(WHAT THIS TASK INVOLVES) Go through the material below and copy each line where the word "requests" appears.

- - - - -

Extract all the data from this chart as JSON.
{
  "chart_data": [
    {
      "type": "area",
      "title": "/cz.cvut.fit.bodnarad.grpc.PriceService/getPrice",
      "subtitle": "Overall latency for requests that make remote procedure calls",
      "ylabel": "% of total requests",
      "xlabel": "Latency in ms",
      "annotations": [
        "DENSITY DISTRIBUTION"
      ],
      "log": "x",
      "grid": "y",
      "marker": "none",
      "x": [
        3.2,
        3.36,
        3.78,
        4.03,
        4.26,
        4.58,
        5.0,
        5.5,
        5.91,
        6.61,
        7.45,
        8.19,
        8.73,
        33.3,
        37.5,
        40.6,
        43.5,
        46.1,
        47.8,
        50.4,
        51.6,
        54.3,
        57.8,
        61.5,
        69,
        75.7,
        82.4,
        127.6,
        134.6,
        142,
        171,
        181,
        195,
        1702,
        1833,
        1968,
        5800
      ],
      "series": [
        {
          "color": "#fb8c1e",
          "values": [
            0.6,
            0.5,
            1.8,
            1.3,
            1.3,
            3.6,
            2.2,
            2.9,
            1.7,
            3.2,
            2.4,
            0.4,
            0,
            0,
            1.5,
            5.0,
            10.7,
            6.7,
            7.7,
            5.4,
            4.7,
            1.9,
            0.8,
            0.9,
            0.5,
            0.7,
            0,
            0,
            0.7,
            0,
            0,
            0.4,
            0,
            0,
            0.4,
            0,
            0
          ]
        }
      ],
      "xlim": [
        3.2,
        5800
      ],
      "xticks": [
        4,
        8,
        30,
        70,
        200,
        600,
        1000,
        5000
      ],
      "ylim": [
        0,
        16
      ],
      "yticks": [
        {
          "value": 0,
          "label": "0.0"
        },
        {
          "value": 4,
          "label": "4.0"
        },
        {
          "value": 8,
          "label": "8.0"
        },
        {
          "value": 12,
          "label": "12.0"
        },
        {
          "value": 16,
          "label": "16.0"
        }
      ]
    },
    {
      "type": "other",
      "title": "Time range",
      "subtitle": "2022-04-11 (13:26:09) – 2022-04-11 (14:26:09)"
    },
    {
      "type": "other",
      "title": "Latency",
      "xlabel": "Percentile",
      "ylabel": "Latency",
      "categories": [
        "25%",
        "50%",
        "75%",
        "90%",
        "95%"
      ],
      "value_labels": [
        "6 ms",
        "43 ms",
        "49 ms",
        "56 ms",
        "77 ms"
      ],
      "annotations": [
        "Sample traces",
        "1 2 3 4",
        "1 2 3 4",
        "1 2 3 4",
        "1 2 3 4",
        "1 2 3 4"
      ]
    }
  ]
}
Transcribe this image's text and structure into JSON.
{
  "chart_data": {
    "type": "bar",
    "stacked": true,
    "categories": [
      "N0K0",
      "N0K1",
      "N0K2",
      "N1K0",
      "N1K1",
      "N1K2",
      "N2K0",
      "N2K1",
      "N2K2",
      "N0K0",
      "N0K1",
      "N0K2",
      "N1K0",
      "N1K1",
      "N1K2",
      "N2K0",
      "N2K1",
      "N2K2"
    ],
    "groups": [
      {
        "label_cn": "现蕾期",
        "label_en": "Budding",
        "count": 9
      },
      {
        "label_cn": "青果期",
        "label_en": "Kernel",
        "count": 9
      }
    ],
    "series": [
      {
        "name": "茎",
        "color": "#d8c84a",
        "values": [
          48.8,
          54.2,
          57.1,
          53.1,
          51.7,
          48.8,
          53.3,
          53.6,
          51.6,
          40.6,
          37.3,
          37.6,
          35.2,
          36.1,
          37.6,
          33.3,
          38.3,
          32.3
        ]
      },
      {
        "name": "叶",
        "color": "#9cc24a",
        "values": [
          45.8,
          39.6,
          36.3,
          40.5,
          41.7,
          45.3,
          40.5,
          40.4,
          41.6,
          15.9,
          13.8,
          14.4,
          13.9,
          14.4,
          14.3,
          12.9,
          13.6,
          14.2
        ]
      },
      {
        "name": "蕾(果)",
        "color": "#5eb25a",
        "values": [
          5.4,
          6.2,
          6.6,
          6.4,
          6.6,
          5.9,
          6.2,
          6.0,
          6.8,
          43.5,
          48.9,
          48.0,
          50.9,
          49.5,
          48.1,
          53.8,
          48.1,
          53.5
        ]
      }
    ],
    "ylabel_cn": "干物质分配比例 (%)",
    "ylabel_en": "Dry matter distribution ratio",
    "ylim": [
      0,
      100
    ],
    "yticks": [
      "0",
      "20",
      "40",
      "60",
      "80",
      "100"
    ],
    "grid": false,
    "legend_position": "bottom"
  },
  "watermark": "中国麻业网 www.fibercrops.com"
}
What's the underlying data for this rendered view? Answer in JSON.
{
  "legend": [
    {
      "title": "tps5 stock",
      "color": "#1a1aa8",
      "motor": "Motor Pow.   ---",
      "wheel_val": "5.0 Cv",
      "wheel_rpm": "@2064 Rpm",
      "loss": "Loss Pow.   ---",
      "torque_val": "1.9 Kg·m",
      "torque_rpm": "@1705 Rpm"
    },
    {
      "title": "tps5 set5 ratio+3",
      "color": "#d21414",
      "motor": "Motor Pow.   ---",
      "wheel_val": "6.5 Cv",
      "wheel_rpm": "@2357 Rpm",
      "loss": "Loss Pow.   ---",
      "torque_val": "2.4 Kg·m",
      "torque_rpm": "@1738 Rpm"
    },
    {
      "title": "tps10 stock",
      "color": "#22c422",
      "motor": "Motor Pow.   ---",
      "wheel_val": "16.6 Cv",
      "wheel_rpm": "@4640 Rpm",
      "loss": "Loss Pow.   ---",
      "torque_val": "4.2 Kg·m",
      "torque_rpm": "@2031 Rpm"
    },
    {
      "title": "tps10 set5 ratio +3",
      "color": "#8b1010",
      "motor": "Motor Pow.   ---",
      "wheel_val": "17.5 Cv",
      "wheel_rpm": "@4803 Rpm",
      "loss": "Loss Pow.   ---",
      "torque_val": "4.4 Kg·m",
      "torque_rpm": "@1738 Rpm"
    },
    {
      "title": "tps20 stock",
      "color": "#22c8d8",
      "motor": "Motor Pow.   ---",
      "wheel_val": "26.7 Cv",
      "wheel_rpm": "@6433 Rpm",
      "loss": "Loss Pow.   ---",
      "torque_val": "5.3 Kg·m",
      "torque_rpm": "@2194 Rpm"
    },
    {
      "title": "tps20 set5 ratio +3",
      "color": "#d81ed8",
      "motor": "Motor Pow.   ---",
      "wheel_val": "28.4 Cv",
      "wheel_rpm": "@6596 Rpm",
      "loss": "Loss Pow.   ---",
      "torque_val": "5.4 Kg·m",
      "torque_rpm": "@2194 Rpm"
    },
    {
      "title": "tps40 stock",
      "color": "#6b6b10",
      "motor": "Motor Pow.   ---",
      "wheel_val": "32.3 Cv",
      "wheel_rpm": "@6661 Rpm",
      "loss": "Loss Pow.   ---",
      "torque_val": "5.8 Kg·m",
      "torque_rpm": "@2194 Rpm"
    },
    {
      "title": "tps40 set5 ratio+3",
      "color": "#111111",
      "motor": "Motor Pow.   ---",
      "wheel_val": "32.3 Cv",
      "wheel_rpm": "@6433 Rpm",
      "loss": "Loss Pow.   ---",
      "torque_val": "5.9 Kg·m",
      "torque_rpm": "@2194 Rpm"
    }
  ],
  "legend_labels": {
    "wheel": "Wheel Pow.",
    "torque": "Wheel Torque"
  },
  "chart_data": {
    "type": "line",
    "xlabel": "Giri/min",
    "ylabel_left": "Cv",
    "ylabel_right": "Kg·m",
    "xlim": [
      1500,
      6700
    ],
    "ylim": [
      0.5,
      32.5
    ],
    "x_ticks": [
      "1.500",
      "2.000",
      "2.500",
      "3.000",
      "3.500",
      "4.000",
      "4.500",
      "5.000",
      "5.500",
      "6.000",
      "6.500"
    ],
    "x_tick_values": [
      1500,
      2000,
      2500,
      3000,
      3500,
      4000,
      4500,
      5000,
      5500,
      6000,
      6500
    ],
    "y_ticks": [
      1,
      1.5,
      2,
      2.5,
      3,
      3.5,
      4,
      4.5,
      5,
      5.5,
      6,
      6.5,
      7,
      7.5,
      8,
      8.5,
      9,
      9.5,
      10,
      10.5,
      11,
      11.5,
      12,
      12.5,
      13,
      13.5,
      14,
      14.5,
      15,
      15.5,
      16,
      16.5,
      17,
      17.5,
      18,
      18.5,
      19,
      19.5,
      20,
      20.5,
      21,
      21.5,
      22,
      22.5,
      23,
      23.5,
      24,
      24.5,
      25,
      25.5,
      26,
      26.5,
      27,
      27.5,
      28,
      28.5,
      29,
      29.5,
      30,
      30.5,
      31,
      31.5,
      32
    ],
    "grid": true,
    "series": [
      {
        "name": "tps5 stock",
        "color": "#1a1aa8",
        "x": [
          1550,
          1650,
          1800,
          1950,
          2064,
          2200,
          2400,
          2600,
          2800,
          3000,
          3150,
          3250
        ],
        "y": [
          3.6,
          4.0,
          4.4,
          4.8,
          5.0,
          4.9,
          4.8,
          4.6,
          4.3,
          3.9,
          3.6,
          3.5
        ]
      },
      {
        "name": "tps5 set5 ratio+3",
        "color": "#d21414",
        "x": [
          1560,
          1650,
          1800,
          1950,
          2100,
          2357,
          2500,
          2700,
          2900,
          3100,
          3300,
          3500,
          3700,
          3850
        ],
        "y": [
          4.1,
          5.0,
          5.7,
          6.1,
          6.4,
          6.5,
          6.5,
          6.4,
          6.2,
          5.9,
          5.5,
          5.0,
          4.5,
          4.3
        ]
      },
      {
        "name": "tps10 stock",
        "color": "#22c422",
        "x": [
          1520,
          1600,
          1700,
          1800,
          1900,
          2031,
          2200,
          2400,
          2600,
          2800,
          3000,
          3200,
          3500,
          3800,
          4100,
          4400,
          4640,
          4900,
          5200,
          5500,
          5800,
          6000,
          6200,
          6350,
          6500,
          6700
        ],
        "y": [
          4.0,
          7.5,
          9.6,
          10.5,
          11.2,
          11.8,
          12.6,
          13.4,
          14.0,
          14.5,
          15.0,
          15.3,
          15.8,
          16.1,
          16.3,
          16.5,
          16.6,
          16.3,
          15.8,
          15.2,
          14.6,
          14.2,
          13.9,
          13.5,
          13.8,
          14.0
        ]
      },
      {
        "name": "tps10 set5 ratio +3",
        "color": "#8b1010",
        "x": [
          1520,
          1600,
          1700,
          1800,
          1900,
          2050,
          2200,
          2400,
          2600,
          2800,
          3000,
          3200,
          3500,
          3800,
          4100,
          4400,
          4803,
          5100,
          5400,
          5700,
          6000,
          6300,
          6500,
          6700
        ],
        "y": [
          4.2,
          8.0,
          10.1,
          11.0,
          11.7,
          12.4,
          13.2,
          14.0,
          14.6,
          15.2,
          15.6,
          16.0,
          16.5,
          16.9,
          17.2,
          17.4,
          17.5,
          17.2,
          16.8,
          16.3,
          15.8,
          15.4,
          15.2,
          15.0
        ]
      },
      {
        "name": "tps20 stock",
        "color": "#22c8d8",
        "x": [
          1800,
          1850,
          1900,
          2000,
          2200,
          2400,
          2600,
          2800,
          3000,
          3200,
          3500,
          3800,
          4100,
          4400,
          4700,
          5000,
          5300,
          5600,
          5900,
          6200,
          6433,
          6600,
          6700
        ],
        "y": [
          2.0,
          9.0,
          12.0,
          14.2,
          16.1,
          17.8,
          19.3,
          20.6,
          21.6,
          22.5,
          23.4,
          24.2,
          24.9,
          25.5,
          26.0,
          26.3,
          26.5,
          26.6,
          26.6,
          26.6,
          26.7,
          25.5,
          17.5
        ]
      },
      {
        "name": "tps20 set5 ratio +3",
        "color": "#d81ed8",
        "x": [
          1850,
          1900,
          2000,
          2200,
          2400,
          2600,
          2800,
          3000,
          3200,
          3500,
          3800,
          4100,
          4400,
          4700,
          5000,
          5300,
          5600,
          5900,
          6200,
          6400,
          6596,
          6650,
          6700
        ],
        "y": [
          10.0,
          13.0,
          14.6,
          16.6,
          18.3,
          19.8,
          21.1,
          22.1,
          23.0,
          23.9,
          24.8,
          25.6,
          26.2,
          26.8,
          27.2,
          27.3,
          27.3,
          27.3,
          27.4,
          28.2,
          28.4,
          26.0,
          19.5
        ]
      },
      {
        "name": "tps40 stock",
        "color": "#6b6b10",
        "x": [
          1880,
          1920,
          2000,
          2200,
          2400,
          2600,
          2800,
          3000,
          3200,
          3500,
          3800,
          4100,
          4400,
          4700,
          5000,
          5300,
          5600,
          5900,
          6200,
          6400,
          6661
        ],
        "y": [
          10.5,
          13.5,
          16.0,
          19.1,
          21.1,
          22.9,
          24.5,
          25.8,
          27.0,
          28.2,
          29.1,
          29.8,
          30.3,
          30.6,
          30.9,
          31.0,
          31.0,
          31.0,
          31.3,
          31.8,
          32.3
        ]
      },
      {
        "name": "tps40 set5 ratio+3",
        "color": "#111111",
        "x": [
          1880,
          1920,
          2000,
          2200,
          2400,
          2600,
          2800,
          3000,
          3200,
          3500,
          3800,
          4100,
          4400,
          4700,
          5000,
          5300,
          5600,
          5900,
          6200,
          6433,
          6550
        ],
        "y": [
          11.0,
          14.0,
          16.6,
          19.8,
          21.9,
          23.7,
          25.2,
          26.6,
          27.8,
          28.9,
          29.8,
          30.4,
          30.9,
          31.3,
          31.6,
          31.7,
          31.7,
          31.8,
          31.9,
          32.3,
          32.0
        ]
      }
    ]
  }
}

- - - - -

(THE OUTPUT)
      "subtitle": "Overall latency for requests that make remote procedure calls",
      "ylabel": "% of total requests",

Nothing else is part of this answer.